Gather, from the data below, each line in which the word "JSON" occurs.

┌─ EXCERPTED DATA

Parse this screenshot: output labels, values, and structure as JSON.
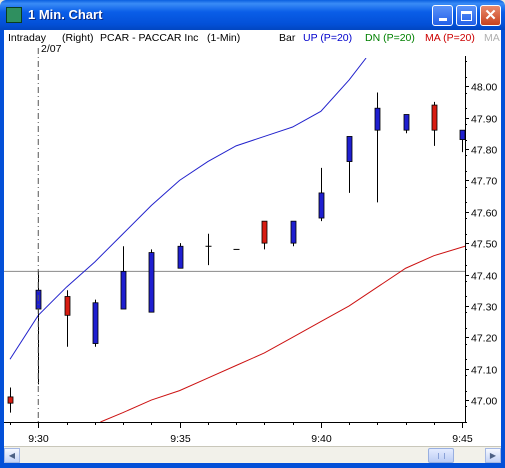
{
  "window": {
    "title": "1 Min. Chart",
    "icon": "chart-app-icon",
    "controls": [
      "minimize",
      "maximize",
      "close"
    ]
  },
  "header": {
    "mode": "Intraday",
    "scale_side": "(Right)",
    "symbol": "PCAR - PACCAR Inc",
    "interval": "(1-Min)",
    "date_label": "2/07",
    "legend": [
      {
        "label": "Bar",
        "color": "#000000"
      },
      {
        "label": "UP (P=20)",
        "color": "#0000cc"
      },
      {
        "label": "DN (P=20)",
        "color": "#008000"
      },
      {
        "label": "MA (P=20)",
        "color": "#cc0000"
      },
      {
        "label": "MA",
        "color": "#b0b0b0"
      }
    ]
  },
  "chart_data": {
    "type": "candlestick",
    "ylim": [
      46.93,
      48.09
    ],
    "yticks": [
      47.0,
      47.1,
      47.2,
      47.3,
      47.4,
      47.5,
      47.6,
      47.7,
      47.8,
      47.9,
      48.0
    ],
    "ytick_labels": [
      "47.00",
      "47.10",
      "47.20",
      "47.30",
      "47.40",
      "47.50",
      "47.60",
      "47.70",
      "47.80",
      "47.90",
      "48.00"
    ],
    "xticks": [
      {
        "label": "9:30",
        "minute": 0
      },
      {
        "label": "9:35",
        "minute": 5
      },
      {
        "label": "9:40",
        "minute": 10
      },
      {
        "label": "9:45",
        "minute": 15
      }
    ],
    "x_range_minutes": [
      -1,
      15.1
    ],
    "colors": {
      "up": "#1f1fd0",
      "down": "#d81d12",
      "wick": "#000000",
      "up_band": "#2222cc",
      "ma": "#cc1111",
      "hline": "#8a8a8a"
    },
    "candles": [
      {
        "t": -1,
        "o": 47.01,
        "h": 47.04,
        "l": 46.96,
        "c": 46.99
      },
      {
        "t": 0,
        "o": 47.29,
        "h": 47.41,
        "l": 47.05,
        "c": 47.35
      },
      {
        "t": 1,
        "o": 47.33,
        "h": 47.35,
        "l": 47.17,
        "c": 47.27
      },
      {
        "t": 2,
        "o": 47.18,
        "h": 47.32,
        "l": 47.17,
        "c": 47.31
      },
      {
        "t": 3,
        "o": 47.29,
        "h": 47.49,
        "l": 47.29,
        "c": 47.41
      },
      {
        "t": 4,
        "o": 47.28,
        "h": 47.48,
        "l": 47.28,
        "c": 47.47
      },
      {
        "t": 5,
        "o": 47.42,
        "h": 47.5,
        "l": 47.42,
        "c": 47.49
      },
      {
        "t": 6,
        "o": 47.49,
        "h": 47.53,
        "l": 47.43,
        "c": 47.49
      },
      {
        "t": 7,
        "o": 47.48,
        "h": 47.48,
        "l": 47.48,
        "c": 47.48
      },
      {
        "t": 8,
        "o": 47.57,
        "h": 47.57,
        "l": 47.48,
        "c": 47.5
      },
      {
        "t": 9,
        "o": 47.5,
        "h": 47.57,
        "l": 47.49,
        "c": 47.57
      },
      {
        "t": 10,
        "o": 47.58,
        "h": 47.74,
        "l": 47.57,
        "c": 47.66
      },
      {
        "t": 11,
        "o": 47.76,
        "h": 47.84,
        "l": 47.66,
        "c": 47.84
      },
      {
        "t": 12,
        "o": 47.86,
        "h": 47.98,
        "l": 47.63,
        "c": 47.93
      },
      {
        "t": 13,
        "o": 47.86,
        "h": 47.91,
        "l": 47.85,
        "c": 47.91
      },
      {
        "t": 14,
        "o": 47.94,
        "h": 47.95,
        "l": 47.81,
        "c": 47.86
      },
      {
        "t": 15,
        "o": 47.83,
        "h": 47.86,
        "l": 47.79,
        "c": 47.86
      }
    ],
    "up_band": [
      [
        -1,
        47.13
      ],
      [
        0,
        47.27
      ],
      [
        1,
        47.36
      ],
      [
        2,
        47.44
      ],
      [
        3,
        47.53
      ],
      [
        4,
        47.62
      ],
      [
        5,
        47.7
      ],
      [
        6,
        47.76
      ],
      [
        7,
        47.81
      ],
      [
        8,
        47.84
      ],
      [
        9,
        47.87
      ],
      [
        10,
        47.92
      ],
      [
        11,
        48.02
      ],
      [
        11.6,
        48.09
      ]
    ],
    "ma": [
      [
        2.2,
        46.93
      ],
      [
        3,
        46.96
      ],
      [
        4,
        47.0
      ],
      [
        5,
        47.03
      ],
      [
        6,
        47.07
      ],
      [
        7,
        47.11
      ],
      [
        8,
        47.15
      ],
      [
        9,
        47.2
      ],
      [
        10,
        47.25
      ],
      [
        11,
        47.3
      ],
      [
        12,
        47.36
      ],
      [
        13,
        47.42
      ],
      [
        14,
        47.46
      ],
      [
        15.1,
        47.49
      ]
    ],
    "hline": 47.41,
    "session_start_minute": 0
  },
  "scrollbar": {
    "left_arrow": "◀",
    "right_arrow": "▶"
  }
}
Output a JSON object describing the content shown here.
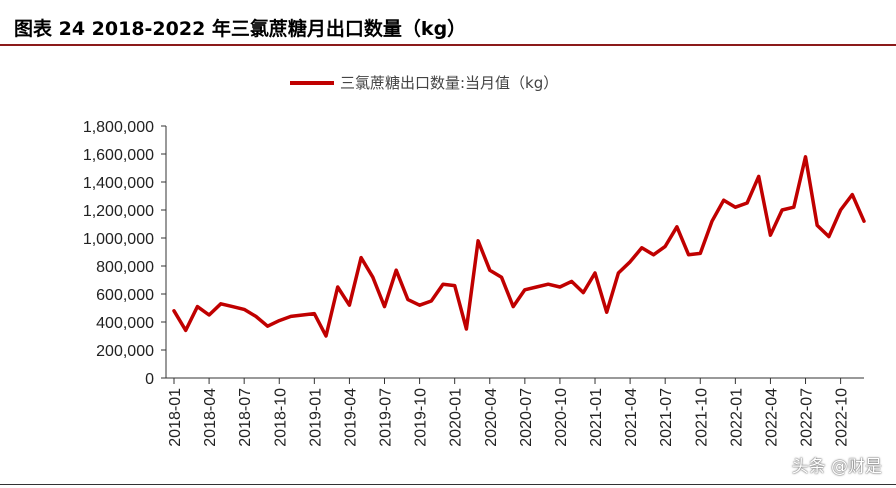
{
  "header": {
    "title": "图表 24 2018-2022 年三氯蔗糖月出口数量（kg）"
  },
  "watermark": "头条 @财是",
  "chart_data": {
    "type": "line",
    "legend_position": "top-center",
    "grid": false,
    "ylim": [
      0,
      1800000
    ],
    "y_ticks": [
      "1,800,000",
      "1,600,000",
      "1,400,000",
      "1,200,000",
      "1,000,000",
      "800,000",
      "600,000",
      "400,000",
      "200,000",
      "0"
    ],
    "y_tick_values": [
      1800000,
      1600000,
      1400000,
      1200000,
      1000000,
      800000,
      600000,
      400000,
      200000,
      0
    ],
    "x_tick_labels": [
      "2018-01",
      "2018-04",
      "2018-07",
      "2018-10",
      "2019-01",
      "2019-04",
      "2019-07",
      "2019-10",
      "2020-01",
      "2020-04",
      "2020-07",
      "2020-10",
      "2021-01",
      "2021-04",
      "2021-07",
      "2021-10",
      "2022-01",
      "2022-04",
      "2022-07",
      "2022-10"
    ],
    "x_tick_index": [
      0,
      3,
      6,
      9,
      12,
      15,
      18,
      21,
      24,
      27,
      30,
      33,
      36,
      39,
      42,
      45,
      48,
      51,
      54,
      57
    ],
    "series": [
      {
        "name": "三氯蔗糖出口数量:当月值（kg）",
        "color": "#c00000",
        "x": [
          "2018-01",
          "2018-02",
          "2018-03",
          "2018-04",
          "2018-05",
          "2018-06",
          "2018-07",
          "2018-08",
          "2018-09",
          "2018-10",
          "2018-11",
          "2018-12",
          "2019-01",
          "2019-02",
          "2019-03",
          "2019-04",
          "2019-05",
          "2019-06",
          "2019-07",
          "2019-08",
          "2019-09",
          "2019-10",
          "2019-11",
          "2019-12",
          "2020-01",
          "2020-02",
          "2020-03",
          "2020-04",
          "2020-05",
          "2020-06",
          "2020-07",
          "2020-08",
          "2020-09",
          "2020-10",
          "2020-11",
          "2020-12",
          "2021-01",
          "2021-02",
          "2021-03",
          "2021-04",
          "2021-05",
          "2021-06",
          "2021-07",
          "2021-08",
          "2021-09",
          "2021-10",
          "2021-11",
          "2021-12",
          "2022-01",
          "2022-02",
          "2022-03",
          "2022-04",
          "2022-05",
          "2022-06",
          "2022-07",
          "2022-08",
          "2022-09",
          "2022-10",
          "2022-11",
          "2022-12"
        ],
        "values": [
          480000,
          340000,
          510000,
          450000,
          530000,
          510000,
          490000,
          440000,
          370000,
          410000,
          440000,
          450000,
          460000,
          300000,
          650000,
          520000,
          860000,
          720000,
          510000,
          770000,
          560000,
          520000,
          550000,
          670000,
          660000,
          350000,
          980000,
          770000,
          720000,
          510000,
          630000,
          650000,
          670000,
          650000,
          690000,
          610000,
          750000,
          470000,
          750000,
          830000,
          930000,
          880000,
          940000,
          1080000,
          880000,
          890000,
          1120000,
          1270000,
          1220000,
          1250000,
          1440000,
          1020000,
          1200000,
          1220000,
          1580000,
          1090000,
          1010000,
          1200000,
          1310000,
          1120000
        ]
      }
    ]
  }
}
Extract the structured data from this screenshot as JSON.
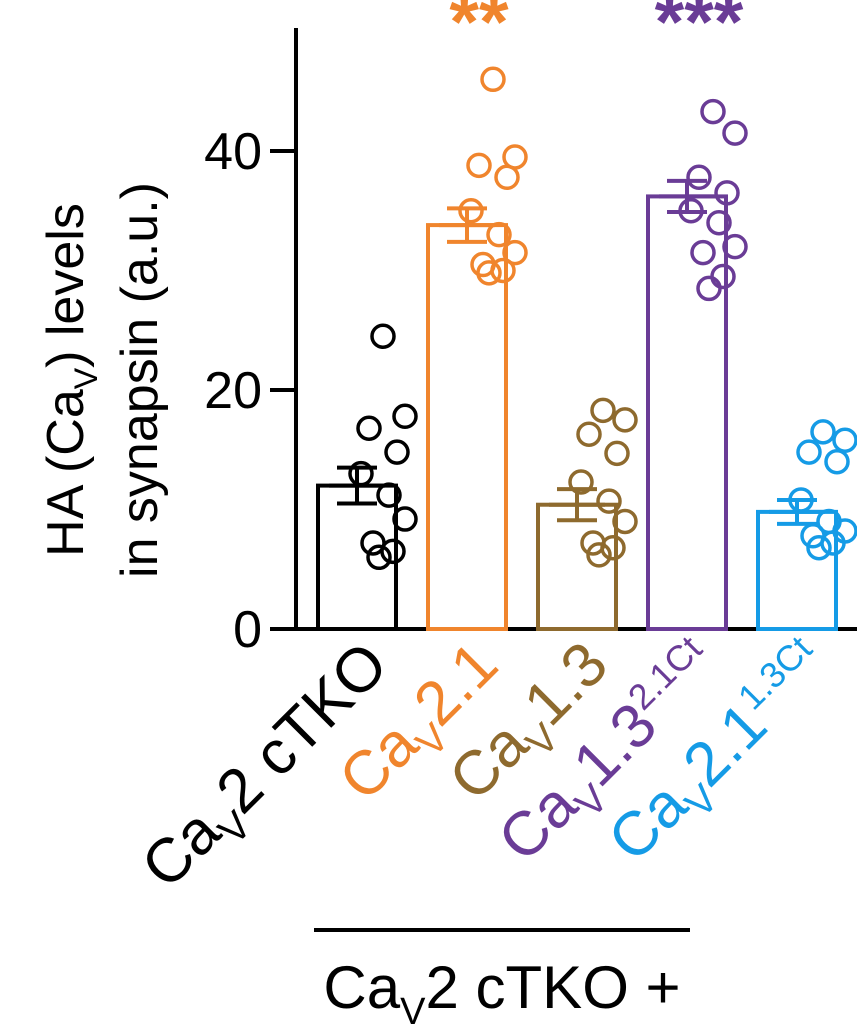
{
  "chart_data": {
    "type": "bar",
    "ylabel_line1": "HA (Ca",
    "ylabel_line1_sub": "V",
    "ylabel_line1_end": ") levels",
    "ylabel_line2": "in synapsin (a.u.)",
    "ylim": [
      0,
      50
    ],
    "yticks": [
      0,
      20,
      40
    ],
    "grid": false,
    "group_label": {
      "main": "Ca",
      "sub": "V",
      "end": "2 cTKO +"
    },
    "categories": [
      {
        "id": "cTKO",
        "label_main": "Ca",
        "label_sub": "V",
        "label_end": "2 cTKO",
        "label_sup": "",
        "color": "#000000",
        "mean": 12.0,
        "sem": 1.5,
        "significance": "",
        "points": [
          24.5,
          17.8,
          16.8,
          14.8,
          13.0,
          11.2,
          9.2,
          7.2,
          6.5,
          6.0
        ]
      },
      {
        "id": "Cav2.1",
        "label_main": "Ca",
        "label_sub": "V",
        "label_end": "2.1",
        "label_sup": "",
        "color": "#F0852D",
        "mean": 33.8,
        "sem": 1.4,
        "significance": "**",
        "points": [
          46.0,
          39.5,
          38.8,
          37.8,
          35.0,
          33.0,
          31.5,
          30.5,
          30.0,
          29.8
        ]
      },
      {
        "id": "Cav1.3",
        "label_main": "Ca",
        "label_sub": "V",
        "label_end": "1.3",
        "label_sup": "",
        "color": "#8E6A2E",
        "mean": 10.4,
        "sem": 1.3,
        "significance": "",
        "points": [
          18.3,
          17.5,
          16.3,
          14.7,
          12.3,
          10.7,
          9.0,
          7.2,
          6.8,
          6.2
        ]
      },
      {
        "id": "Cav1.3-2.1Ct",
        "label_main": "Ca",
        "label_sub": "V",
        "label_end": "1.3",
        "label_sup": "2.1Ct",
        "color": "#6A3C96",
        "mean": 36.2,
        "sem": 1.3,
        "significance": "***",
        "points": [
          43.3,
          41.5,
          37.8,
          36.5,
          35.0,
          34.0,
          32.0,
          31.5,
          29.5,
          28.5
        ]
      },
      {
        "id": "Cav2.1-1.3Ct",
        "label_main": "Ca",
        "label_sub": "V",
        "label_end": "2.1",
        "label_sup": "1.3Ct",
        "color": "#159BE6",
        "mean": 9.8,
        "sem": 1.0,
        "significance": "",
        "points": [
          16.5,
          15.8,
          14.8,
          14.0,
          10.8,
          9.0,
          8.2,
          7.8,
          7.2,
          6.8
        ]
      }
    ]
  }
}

└─

» WRITTEN ANSWER:
Parse this screenshot: output labels, values, and structure as JSON.
Output a JSON object describing the content shown here.
Extract the structured data from this screenshot as JSON.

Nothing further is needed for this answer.